__DIRECTIONS FOR THIS TASK__
Render every line of the data below as a numbered list, leaving out any blank lines.

__INPUT DATA__
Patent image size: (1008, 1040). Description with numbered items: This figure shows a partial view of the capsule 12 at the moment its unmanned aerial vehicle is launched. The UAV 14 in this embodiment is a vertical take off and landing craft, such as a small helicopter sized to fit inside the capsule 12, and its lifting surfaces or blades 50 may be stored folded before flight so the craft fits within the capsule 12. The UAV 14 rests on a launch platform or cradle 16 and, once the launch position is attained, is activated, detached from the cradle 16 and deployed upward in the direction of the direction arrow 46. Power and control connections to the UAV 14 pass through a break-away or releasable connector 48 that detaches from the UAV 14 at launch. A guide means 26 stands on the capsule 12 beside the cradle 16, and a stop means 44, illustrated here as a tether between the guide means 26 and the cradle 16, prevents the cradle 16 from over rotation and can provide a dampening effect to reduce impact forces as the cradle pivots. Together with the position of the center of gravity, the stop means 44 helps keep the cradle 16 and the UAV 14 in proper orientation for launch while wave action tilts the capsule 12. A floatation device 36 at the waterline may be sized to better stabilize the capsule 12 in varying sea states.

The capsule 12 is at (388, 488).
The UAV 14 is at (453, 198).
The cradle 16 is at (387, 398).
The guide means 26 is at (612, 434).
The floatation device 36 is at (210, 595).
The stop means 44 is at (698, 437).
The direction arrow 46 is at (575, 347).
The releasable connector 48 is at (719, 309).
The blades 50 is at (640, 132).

__EXERCISE RESPONSE__
1. Patent image size: (1008, 1040). Description with numbered items: This figure shows a partial view of the capsule 12 at the moment its unmanned aerial vehicle is launched. The UAV 14 in this embodiment is a vertical take off and landing craft, such as a small helicopter sized to fit inside the capsule 12, and its lifting surfaces or blades 50 may be stored folded before flight so the craft fits within the capsule 12. The UAV 14 rests on a launch platform or cradle 16 and, once the launch position is attained, is activated, detached from the cradle 16 and deployed upward in the direction of the direction arrow 46. Power and control connections to the UAV 14 pass through a break-away or releasable connector 48 that detaches from the UAV 14 at launch. A guide means 26 stands on the capsule 12 beside the cradle 16, and a stop means 44, illustrated here as a tether between the guide means 26 and the cradle 16, prevents the cradle 16 from over rotation and can provide a dampening effect to reduce impact forces as the cradle pivots. Together with the position of the center of gravity, the stop means 44 helps keep the cradle 16 and the UAV 14 in proper orientation for launch while wave action tilts the capsule 12. A floatation device 36 at the waterline may be sized to better stabilize the capsule 12 in varying sea states.
2. The capsule 12 is at (388, 488).
3. The UAV 14 is at (453, 198).
4. The cradle 16 is at (387, 398).
5. The guide means 26 is at (612, 434).
6. The floatation device 36 is at (210, 595).
7. The stop means 44 is at (698, 437).
8. The direction arrow 46 is at (575, 347).
9. The releasable connector 48 is at (719, 309).
10. The blades 50 is at (640, 132).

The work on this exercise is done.